:: Task details ::
Copy out every line that contains "mean".

:: Record list ::
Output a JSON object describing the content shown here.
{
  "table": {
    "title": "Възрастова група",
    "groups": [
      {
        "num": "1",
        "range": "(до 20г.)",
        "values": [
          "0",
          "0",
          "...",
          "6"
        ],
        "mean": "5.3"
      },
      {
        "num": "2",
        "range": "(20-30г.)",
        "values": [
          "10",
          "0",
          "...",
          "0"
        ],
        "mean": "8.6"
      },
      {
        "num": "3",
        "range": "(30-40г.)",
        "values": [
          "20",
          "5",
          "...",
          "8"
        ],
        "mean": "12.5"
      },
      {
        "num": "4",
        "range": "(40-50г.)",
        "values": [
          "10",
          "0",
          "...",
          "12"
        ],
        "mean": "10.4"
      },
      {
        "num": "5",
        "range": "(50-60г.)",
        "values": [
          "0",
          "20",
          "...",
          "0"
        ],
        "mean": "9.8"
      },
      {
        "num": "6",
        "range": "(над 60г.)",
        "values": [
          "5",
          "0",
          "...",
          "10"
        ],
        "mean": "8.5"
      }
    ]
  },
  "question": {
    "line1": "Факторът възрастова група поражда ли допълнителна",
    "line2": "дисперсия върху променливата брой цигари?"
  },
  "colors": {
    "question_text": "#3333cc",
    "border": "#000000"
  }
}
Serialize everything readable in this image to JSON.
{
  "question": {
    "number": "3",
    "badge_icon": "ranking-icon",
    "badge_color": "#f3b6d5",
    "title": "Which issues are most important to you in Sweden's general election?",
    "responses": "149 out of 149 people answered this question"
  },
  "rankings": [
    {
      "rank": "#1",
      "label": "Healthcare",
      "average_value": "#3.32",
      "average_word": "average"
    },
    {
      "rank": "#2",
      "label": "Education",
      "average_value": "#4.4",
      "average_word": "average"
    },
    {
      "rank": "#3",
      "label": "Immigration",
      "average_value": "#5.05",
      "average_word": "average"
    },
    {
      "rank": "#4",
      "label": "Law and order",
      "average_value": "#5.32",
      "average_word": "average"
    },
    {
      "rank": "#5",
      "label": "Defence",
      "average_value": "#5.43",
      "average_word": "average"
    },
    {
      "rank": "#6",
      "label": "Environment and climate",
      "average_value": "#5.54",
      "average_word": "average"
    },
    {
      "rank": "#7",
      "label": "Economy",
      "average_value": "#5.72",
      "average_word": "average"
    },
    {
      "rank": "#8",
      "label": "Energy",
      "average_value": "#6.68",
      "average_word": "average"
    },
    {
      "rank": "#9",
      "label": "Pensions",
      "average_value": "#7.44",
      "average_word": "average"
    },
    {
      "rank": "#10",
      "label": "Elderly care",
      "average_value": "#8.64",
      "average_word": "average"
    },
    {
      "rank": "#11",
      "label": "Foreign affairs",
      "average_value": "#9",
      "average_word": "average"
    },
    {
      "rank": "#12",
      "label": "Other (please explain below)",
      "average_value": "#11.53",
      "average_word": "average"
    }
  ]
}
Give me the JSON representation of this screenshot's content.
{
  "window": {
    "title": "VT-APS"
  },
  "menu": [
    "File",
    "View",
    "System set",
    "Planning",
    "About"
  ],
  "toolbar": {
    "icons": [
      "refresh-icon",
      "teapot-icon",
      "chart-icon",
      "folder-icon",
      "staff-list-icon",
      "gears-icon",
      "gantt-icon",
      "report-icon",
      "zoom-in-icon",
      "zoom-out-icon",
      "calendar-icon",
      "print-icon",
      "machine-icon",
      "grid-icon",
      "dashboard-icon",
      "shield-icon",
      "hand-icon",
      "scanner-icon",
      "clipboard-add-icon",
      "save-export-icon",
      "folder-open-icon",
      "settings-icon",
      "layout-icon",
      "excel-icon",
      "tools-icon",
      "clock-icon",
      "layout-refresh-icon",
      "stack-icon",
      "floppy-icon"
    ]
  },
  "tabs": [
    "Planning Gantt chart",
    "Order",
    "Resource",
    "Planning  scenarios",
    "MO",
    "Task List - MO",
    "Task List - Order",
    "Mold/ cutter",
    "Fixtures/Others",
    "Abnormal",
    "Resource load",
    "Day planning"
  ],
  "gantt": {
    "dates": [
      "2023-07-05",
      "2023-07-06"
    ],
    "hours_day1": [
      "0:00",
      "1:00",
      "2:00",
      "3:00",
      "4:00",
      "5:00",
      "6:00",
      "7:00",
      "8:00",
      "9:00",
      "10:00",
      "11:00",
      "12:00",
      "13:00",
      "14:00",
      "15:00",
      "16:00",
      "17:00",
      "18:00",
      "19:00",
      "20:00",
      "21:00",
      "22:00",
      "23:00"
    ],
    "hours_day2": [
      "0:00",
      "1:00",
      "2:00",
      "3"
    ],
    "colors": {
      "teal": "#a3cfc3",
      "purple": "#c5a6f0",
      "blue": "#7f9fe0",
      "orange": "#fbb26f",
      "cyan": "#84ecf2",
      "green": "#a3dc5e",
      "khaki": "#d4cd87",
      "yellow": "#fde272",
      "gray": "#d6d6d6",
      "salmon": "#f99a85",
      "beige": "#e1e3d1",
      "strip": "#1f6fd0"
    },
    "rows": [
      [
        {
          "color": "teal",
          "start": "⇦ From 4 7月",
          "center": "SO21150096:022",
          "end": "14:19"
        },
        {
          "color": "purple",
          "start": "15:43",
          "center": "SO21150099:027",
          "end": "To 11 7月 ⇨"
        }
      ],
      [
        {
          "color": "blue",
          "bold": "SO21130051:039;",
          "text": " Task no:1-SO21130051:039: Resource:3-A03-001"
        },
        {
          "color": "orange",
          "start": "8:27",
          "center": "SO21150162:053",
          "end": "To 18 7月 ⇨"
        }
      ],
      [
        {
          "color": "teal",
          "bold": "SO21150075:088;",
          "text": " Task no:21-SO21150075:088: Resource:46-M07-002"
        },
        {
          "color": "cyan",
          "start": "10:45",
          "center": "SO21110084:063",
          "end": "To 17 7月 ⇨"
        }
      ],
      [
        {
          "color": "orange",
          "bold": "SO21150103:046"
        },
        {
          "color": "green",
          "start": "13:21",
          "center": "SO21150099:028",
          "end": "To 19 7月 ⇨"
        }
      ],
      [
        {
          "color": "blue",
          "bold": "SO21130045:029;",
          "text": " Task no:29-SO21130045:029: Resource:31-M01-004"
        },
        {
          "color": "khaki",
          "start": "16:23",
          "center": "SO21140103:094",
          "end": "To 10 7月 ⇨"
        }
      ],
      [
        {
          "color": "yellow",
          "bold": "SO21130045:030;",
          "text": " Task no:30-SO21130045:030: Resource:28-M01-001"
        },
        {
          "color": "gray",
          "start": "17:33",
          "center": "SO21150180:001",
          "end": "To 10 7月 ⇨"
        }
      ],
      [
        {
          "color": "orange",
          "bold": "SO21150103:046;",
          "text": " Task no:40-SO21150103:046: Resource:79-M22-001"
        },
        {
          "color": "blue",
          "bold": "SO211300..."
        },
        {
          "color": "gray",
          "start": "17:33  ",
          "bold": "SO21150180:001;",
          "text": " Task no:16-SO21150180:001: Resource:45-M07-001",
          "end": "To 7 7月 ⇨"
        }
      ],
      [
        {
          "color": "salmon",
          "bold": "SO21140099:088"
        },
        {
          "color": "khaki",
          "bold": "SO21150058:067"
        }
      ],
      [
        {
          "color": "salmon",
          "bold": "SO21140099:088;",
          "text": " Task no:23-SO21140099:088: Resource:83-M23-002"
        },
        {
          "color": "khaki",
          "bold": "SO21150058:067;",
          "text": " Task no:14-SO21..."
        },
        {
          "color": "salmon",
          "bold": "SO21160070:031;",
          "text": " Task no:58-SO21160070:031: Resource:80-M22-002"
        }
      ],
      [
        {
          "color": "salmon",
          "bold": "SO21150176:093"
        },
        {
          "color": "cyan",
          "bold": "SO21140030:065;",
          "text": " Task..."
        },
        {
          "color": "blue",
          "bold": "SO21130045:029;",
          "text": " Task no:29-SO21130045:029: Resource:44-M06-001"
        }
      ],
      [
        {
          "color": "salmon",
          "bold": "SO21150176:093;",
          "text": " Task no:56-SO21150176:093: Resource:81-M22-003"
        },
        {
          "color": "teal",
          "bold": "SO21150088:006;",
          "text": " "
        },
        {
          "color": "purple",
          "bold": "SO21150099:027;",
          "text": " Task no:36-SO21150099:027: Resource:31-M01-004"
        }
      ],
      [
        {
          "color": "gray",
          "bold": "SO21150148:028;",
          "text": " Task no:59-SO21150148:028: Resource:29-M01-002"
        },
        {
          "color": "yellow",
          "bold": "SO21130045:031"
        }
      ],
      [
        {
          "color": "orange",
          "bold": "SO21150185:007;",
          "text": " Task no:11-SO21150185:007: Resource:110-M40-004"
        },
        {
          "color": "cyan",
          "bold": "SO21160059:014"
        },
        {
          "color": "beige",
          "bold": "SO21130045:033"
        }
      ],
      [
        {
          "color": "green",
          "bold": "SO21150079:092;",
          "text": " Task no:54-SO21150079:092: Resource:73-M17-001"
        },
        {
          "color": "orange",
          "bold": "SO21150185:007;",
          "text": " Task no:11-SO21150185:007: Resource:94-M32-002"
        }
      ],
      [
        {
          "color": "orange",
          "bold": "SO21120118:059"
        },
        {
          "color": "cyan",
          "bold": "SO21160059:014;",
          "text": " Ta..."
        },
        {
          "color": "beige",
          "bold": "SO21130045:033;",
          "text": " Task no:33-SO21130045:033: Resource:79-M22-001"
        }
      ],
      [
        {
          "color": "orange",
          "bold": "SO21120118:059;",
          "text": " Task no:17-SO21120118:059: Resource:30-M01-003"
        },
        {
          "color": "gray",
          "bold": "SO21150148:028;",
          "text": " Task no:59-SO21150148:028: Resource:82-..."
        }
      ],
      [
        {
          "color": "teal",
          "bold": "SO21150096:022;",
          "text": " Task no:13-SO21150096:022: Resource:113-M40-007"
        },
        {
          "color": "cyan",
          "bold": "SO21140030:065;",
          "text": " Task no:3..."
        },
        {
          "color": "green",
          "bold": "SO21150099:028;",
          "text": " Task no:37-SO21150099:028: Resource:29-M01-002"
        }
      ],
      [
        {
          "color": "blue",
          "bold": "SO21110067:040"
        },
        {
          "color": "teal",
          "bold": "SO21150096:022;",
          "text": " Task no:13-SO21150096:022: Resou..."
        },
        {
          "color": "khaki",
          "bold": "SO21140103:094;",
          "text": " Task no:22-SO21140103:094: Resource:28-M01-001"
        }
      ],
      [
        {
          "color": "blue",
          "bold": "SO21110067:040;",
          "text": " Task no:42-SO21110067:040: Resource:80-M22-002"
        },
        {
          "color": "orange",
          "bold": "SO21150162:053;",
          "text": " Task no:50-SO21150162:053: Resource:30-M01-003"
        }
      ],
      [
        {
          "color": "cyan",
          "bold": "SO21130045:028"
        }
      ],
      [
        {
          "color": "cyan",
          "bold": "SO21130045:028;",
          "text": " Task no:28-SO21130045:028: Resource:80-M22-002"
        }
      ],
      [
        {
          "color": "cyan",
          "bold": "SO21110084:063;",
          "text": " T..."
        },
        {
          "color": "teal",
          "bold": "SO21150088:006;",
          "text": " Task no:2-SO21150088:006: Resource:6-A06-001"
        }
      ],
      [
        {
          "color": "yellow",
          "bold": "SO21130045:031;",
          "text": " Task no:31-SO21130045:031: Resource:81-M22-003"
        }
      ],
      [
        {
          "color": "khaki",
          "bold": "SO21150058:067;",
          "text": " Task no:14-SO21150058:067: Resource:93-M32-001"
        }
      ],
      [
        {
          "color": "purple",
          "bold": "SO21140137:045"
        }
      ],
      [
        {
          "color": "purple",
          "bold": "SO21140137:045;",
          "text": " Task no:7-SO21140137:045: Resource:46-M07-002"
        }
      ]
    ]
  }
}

:: The reply ::
        "mean": "5.3"
        "mean": "8.6"
        "mean": "12.5"
        "mean": "10.4"
        "mean": "9.8"
        "mean": "8.5"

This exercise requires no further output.